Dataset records
● ● ● ● ● ● ●

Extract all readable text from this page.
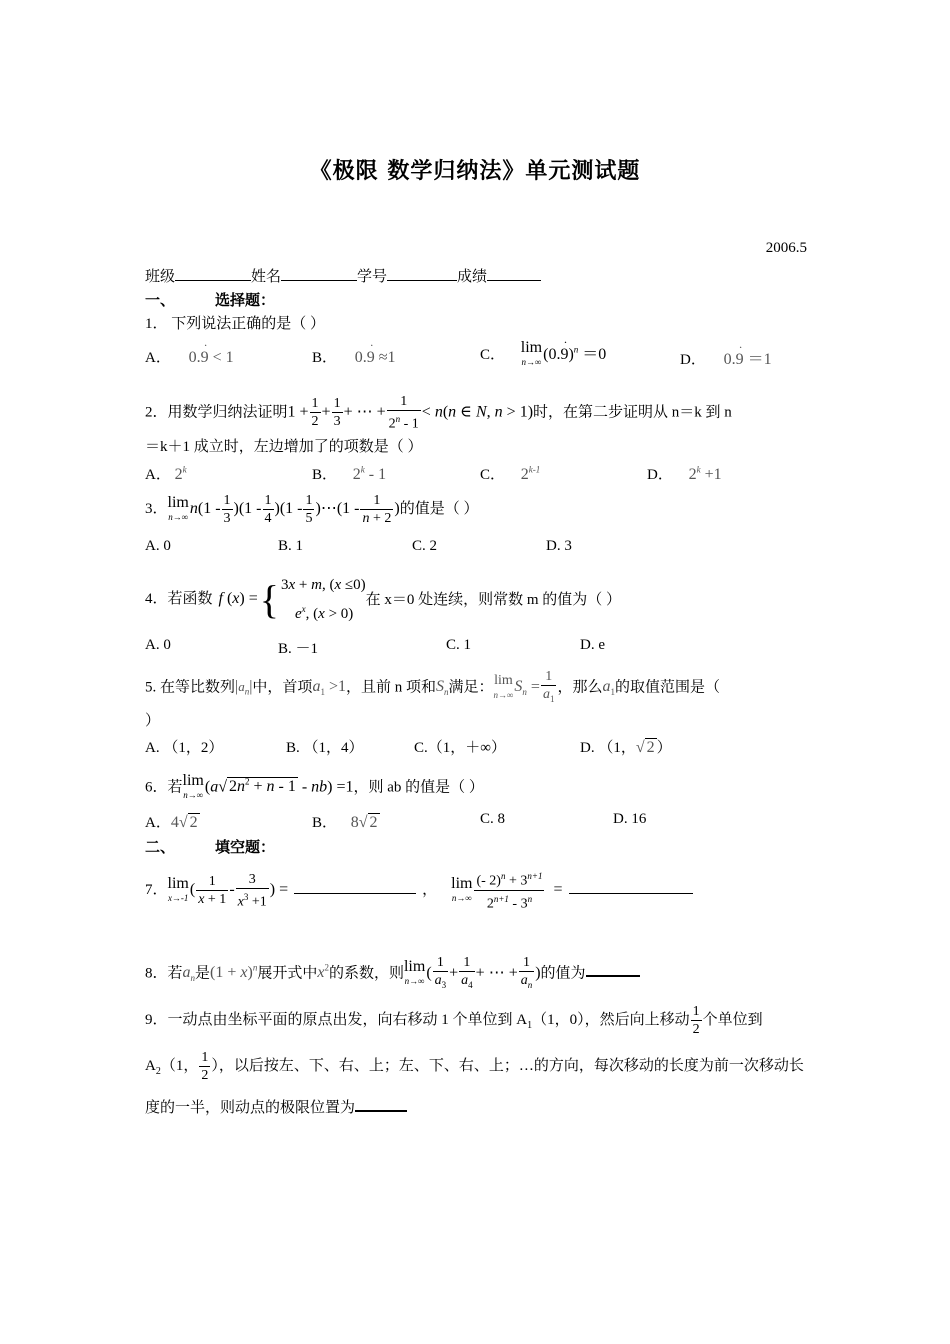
《极限 数学归纳法》单元测试题
2006.5
班级	姓名	学号	成绩
一、	选择题：
1． 下列说法正确的是（ ）
A． 0.9
·
< 1	B． 0.9
·
≈1	C． lim
n→∞ (0.9
·
)$^n$ ＝0	D． 0.9
·
＝1
2．用数学归纳法证明$1 + \frac{1}{2} + \frac{1}{3}$ + ⋯ + $\frac{1}{2^n - 1} < n(n$ ∈ N, n > 1)时，在第二步证明从 n＝k 到 n
＝k＋1 成立时，左边增加了的项数是（ ）
A． 2$^k$	B． 2$^k$ - 1	C． 2$^{k-1}$	D． $2^k +1$
3． lim
n→∞ $n(1 - \frac{1}{3} )(1 - \frac{1}{4} )(1 - \frac{1}{5}$ )⋯(1 - $\frac{1}{n + 2}$ )的值是（ ）
A. 0	B. 1	C. 2	D. 3
4．若函数 f (x) ={ 3x + m, (x ≤0)
$e^x$, (x > 0)
在 x＝0 处连续，则常数 m 的值为（ ）
A. 0	B. －1	C. 1	D. e
5. 在等比数列$|a_n|$中，首项$a_1 >1$，且前 n 项和$S_n$满足： lim
n→∞ $S_n = \frac{1}{a_1}$ ，那么$a_1$的取值范围是（
）
A. （1，2）	B. （1，4）	C.（1，＋∞）	D. （1，√ 2 ）
6．若 lim
n→∞ (a√ $2n^2 + n - 1 - nb) =1$，则 ab 的值是（ ）
A．4√ 2	B． 8√ 2	C. 8	D. 16
二、	填空题：
7． lim
x→-1 ( $\frac{1}{x + 1} - \frac{3}{x^3 +1}$ ) =	， lim
$n\to\infty \frac{(- 2)^n + 3^{n+1}}{2^{n+1} - 3^n}$ =
8．若$a_n$是$(1 + x)^n$展开式中$x^2$的系数，则 lim
n→∞ ( $\frac{1}{a_3} + \frac{1}{a_4}$ + ⋯ + $\frac{1}{a_n}$ )的值为
9．一动点由坐标平面的原点出发，向右移动 1 个单位到 $A_1(1$，0），然后向上移动 $\frac{1}{2}$ 个单位到
$A_2(1$， $\frac{1}{2}$ ），以后按左、下、右、上；左、下、右、上；…的方向，每次移动的长度为前一次移动长
度的一半，则动点的极限位置为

● ● ● ● ● ● ●

## Your task:
From the data, list each line in which the string "frac" appears.

## Task response:
2．用数学归纳法证明$1 + \frac{1}{2} + \frac{1}{3}$ + ⋯ + $\frac{1}{2^n - 1} < n(n$ ∈ N, n > 1)时，在第二步证明从 n＝k 到 n
n→∞ $n(1 - \frac{1}{3} )(1 - \frac{1}{4} )(1 - \frac{1}{5}$ )⋯(1 - $\frac{1}{n + 2}$ )的值是（ ）
n→∞ $S_n = \frac{1}{a_1}$ ，那么$a_1$的取值范围是（
x→-1 ( $\frac{1}{x + 1} - \frac{3}{x^3 +1}$ ) =	， lim
$n\to\infty \frac{(- 2)^n + 3^{n+1}}{2^{n+1} - 3^n}$ =
n→∞ ( $\frac{1}{a_3} + \frac{1}{a_4}$ + ⋯ + $\frac{1}{a_n}$ )的值为
9．一动点由坐标平面的原点出发，向右移动 1 个单位到 $A_1(1$，0），然后向上移动 $\frac{1}{2}$ 个单位到
$A_2(1$， $\frac{1}{2}$ ），以后按左、下、右、上；左、下、右、上；…的方向，每次移动的长度为前一次移动长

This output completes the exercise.